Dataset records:

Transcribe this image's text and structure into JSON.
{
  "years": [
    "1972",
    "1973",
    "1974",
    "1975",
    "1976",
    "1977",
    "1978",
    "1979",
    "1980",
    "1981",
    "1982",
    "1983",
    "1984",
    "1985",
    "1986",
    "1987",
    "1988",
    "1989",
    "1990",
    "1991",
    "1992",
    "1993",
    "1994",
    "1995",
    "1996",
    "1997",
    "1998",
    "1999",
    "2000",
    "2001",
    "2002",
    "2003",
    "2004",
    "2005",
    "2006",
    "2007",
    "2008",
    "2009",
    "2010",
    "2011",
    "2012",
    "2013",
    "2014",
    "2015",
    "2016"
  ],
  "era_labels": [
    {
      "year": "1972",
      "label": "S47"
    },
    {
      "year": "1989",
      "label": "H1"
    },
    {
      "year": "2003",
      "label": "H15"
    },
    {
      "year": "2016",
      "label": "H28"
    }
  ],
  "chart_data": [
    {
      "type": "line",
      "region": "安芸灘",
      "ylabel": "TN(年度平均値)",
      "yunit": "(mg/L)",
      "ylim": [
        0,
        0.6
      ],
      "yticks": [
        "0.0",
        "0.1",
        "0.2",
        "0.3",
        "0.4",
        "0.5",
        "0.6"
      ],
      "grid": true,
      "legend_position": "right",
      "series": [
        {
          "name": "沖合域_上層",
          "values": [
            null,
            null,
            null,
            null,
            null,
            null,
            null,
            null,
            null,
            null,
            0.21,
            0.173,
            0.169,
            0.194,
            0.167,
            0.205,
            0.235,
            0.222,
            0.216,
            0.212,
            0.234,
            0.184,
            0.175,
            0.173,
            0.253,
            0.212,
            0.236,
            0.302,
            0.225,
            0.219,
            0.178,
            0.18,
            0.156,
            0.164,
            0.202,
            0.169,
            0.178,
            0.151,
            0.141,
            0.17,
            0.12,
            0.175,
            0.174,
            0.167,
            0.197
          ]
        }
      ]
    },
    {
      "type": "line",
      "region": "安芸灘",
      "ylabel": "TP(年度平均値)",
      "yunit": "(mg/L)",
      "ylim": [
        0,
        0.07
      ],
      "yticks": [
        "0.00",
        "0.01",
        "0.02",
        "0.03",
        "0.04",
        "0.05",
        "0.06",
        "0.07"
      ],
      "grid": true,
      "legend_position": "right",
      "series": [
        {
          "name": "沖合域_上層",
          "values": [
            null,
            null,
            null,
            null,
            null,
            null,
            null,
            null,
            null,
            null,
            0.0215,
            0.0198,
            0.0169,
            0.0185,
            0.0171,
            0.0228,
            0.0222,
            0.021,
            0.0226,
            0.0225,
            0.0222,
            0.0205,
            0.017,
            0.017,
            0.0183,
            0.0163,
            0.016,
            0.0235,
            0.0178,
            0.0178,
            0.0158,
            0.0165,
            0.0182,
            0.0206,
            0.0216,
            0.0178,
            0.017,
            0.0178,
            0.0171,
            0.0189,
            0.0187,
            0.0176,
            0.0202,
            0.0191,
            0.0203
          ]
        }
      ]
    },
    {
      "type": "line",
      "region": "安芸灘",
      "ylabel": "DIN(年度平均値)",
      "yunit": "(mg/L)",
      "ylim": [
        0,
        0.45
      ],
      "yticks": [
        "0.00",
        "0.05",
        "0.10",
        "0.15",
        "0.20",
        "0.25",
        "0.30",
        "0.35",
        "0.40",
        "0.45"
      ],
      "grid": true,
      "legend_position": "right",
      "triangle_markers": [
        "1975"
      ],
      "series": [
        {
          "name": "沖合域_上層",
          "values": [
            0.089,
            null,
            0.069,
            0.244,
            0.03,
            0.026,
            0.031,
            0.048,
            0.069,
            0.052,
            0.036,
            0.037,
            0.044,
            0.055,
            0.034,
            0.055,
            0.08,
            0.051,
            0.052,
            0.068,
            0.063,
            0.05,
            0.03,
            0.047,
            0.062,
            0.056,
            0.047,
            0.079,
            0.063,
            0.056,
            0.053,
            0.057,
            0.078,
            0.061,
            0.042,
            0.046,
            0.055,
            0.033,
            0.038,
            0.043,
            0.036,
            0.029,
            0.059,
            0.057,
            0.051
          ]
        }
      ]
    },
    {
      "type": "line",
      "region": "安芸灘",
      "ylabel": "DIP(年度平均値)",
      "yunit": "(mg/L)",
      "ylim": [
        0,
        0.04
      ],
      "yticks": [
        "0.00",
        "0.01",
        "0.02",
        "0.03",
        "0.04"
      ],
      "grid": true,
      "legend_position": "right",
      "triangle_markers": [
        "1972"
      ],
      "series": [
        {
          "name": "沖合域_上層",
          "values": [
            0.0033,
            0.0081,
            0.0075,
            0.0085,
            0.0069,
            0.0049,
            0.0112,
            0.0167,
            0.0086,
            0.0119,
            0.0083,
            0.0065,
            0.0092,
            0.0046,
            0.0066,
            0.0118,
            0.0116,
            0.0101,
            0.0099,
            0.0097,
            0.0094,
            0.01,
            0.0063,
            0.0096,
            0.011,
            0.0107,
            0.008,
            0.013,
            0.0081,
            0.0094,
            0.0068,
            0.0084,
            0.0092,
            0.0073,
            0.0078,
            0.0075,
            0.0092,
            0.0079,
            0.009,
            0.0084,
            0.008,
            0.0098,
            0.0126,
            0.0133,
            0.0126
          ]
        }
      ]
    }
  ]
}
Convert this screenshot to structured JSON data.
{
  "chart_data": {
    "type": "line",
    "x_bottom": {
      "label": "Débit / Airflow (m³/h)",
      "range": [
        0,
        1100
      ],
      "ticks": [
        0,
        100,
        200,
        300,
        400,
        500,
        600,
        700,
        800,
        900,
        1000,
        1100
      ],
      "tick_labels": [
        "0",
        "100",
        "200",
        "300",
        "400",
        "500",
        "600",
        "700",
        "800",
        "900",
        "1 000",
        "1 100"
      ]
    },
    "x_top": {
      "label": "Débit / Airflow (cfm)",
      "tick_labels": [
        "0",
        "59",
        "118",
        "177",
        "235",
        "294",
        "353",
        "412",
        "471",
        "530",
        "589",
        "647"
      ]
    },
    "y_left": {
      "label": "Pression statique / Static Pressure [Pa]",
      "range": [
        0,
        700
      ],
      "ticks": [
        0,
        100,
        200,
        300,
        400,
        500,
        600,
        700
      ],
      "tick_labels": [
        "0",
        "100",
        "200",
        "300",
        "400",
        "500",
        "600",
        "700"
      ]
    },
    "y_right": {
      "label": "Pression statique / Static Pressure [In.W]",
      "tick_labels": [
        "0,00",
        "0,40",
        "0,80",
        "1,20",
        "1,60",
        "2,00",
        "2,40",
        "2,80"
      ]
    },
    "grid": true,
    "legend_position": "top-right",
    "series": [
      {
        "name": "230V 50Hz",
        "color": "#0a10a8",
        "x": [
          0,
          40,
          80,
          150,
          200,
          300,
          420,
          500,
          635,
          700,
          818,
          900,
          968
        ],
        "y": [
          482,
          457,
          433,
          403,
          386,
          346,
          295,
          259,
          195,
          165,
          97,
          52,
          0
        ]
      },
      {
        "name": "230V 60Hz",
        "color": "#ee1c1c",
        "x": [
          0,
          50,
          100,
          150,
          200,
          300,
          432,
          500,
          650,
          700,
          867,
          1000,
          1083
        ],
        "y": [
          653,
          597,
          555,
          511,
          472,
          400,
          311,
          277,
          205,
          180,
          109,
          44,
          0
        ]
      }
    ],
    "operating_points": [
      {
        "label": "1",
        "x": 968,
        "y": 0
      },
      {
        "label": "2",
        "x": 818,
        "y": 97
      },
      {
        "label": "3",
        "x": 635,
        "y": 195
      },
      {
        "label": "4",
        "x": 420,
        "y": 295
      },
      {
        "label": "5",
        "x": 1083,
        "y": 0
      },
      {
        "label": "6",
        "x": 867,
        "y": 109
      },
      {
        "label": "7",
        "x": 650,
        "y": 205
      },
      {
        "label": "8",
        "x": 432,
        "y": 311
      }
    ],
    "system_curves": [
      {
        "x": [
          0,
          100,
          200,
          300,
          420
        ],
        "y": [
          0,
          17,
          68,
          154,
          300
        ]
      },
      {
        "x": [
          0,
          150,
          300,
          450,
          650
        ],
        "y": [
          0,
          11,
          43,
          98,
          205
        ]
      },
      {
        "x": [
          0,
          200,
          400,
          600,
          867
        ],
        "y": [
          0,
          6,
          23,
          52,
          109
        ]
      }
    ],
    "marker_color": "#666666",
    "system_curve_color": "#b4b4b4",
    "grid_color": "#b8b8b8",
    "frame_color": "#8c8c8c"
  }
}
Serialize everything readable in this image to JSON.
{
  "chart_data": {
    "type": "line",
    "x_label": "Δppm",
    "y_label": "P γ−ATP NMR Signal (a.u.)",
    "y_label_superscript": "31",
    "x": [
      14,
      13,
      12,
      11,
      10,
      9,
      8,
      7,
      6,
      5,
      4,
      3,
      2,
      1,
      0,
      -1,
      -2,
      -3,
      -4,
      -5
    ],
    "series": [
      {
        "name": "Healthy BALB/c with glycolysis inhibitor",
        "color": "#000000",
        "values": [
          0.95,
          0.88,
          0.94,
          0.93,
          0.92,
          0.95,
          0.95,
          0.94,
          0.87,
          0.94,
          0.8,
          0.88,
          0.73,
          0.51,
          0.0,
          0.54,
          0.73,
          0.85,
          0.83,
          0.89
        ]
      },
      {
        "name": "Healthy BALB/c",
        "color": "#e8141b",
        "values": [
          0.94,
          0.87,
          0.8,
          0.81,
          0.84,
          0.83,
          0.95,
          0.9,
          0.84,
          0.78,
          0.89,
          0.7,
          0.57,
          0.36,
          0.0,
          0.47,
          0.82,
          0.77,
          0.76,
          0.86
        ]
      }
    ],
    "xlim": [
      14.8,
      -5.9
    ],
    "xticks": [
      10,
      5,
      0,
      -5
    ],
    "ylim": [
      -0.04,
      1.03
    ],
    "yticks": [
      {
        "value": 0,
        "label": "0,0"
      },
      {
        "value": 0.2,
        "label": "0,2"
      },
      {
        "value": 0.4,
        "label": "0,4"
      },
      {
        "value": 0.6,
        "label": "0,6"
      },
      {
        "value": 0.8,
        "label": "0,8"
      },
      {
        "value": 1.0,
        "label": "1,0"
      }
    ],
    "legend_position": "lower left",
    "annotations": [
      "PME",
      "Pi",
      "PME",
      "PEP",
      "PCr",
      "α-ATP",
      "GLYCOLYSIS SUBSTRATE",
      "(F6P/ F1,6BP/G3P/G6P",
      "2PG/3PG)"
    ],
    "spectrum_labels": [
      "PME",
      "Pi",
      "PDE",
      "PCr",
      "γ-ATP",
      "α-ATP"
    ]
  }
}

§ GIVEN INSTRUCTION
Show each line in the entries that holds the string "Pressure".

§ EXPECTED ANSWER
      "label": "Pression statique / Static Pressure [Pa]",
      "label": "Pression statique / Static Pressure [In.W]",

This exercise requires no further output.